### WRITTEN TASK 1
According to the excerpt on teenage work, at what age did the commenter work at Shopify?

Lomez wrote recently, "The price for being wrong is far lesser than the price for being deviant." Thus "the tyranny of consensus always rules." But if you pay the price of deviance up front, your incentives change. Flaunting your shamelessness is costly, and that is precisely why it is freeing.


After discussing cringe with @estnihil — as yet unaware that later I'd draw a connection between the two conversations — I talked to Carol Chen about joining the white-collar workforce as a teenager. I reached out because of this comment she posted on Hacker News:

I was employed for [software engineering] at 15 and worked at Shopify at 16 (legal working age in Canada is 14 for non-hazardous jobs). Here are some semi-serious thoughts;

1. Not being able to drink at company events :( Intern and team events are sometimes dinner, booze and music. My apple juice was pretty good, and if it when up the wrong pipe then I could get the burn too! (there was actually a time where I never experienced that and deliberately tried to to get a sugary beverage into my nose. Kids, right?)

2. Dodging the education question as long as possible. I once got past two interviews with Mozilla before they realized how old I was. If you tell them your age immediately, they stop taking you seriously. If you tell them after a few interviews it amplifies your interview performance.

3. Short summers. When I interned at Shopify, I only had two months. I did that twice, and that really shows today in my ability to ramp up on new jobs/projects.

4. Quietly laughing at how much money your friends think you make. My friends in high school estimated anywhere between 15 – 50 dollars per hour of income.

5. Constantly questioning whether you were a pity/charity hire. Didn't help that I'm also female. I think when I was hired at Shopify I may have been one of the poorest performing intern by whatever measure, but I ended up with a full-time offer in less than a year. Embrace and accept the brownie points you get just by being young!

### PROVIDED RECORDS

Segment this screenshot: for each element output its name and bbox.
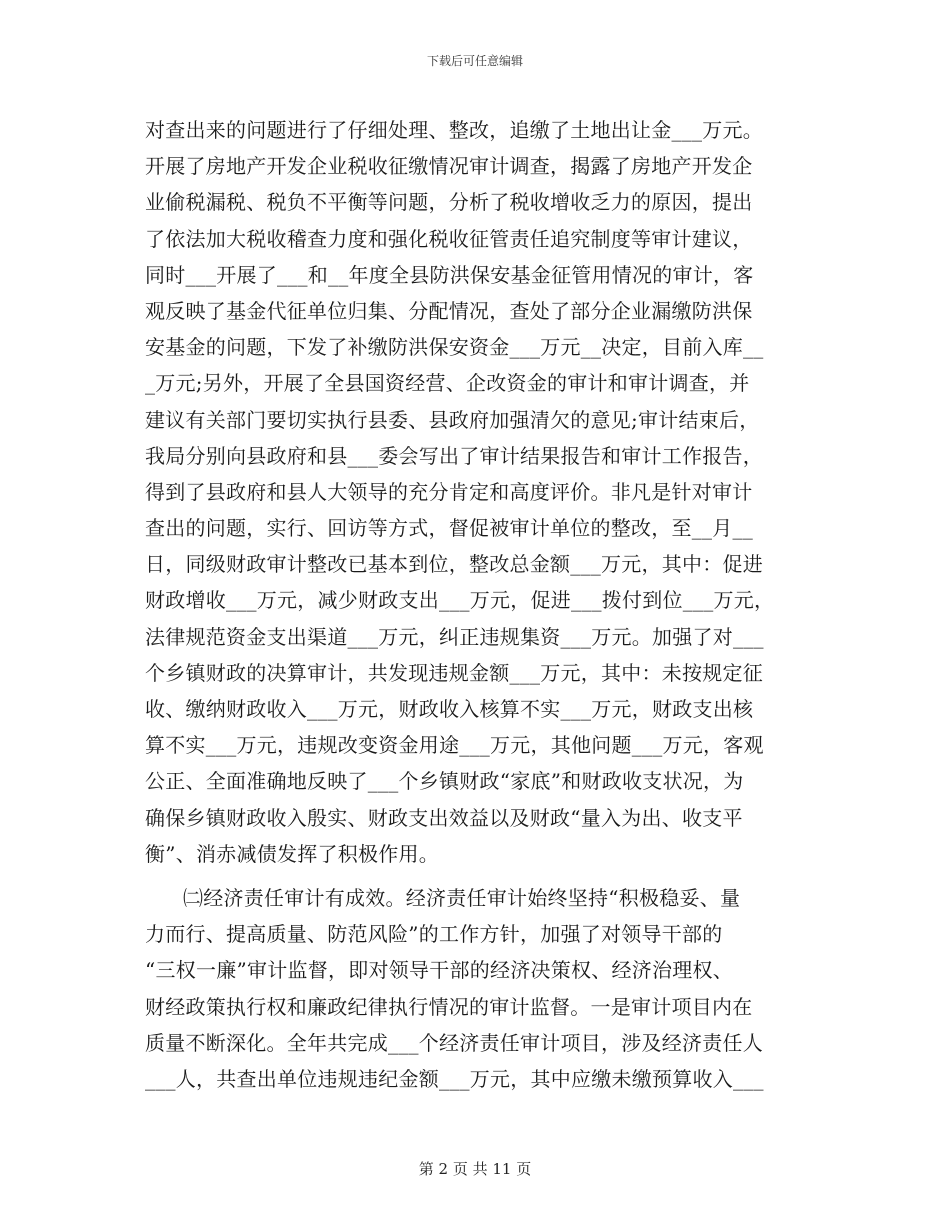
page-header: 下载后可任意编辑 <box>426 54 523 68</box>
text-line: 开展了房地产开发企业税收征缴情况审计调查，揭露了房地产开发企 <box>145 154 753 179</box>
text-line: 质量不断深化。全年共完成___个经济责任审计项目，涉及经济责任人 <box>145 1030 763 1055</box>
document-body <box>145 112 815 1097</box>
page-footer: 第 2 页 共 11 页 <box>418 1160 532 1178</box>
text-line: 了依法加大税收稽查力度和强化税收征管责任追究制度等审计建议， <box>145 226 753 251</box>
text-line: 衡”、消赤减债发挥了积极作用。 <box>145 841 439 866</box>
text-line: 力而行、提高质量、防范风险”的工作方针，加强了对领导干部的 <box>145 922 723 947</box>
text-line: 我局分别向县政府和县___委会写出了审计结果报告和审计工作报告， <box>145 443 763 468</box>
text-line: 财政增收___万元，减少财政支出___万元，促进___拨付到位___万元， <box>145 588 775 613</box>
text-line: 建议有关部门要切实执行县委、县政府加强清欠的意见;审计结束后， <box>145 407 760 432</box>
text-line: “三权一廉”审计监督，即对领导干部的经济决策权、经济治理权、 <box>145 958 733 983</box>
text-line: 法律规范资金支出渠道___万元，纠正违规集资___万元。加强了对___ <box>145 624 764 649</box>
text-line: 观反映了基金代征单位归集、分配情况，查处了部分企业漏缴防洪保 <box>145 298 753 323</box>
text-line: 个乡镇财政的决算审计，共发现违规金额___万元，其中：未按规定征 <box>145 660 763 685</box>
text-line: 收、缴纳财政收入___万元，财政收入核算不实___万元，财政支出核 <box>145 697 754 721</box>
text-line: 对查出来的问题进行了仔细处理、整改，追缴了土地出让金___万元。 <box>145 118 763 142</box>
text-line: 财经政策执行权和廉政纪律执行情况的审计监督。一是审计项目内在 <box>145 994 753 1019</box>
text-line: 得到了县政府和县人大领导的充分肯定和高度评价。非凡是针对审计 <box>145 479 753 504</box>
text-line: 算不实___万元，违规改变资金用途___万元，其他问题___万元，客观 <box>145 733 764 758</box>
text-line: 查出的问题，实行、回访等方式，督促被审计单位的整改，至__月__ <box>145 516 753 541</box>
paragraph-start-line: ㈡经济责任审计有成效。经济责任审计始终坚持“积极稳妥、量 <box>183 885 741 910</box>
text-line: 确保乡镇财政收入殷实、财政支出效益以及财政“量入为出、收支平 <box>145 805 743 830</box>
text-line: 安基金的问题，下发了补缴防洪保安资金___万元__决定，目前入库__ <box>145 335 764 360</box>
text-line: 业偷税漏税、税负不平衡等问题，分析了税收增收乏力的原因，提出 <box>145 190 753 215</box>
text-line: 同时___开展了___和__年度全县防洪保安基金征管用情况的审计，客 <box>145 262 754 287</box>
text-line: 公正、全面准确地反映了___个乡镇财政“家底”和财政收支状况，为 <box>145 769 744 794</box>
text-line: _万元;另外，开展了全县国资经营、企改资金的审计和审计调查，并 <box>145 371 750 396</box>
text-line: 日，同级财政审计整改已基本到位，整改总金额___万元，其中：促进 <box>145 552 763 577</box>
text-line: ___人，共查出单位违规违纪金额___万元，其中应缴未缴预算收入___ <box>145 1066 764 1091</box>
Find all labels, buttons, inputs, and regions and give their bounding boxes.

### WRITTEN TASK 2
Collect every line in the rows that contains the string "page".

### RIGHT ANSWER 1
At 16.

### RIGHT ANSWER 2
page-header: 下载后可任意编辑 <box>426 54 523 68</box>
page-footer: 第 2 页 共 11 页 <box>418 1160 532 1178</box>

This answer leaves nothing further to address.